━━━ Provided records ━━━

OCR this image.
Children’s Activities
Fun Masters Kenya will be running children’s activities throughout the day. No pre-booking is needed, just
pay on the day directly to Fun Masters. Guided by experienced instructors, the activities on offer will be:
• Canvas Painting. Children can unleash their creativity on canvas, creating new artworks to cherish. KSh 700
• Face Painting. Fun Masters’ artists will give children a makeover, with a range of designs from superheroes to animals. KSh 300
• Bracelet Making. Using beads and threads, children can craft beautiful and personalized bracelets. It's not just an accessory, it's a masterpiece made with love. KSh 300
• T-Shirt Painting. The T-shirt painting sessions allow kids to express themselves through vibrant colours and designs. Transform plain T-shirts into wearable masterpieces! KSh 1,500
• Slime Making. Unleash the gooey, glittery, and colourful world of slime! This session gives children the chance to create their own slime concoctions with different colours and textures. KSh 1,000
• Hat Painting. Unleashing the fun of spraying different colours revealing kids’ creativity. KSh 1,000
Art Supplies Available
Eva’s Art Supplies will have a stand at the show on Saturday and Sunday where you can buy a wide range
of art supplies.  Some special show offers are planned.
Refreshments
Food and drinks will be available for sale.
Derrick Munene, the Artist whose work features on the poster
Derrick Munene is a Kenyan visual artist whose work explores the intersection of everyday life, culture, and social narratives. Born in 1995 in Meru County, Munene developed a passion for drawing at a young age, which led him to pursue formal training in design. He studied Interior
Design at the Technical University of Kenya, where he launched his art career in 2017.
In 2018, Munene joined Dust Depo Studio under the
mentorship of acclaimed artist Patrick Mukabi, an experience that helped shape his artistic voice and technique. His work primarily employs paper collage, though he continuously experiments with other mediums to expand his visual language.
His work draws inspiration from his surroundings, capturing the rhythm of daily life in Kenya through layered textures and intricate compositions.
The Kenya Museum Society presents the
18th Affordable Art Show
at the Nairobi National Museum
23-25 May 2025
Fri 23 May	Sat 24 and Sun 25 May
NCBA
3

━━━

- What to produce
Using the listing above, please repeat every entry exactly.

- Full output
OCR this image.
Children’s Activities
Fun Masters Kenya will be running children’s activities throughout the day. No pre-booking is needed, just
pay on the day directly to Fun Masters. Guided by experienced instructors, the activities on offer will be:
• Canvas Painting. Children can unleash their creativity on canvas, creating new artworks to cherish. KSh 700
• Face Painting. Fun Masters’ artists will give children a makeover, with a range of designs from superheroes to animals. KSh 300
• Bracelet Making. Using beads and threads, children can craft beautiful and personalized bracelets. It's not just an accessory, it's a masterpiece made with love. KSh 300
• T-Shirt Painting. The T-shirt painting sessions allow kids to express themselves through vibrant colours and designs. Transform plain T-shirts into wearable masterpieces! KSh 1,500
• Slime Making. Unleash the gooey, glittery, and colourful world of slime! This session gives children the chance to create their own slime concoctions with different colours and textures. KSh 1,000
• Hat Painting. Unleashing the fun of spraying different colours revealing kids’ creativity. KSh 1,000
Art Supplies Available
Eva’s Art Supplies will have a stand at the show on Saturday and Sunday where you can buy a wide range
of art supplies.  Some special show offers are planned.
Refreshments
Food and drinks will be available for sale.
Derrick Munene, the Artist whose work features on the poster
Derrick Munene is a Kenyan visual artist whose work explores the intersection of everyday life, culture, and social narratives. Born in 1995 in Meru County, Munene developed a passion for drawing at a young age, which led him to pursue formal training in design. He studied Interior
Design at the Technical University of Kenya, where he launched his art career in 2017.
In 2018, Munene joined Dust Depo Studio under the
mentorship of acclaimed artist Patrick Mukabi, an experience that helped shape his artistic voice and technique. His work primarily employs paper collage, though he continuously experiments with other mediums to expand his visual language.
His work draws inspiration from his surroundings, capturing the rhythm of daily life in Kenya through layered textures and intricate compositions.
The Kenya Museum Society presents the
18th Affordable Art Show
at the Nairobi National Museum
23-25 May 2025
Fri 23 May	Sat 24 and Sun 25 May
NCBA
3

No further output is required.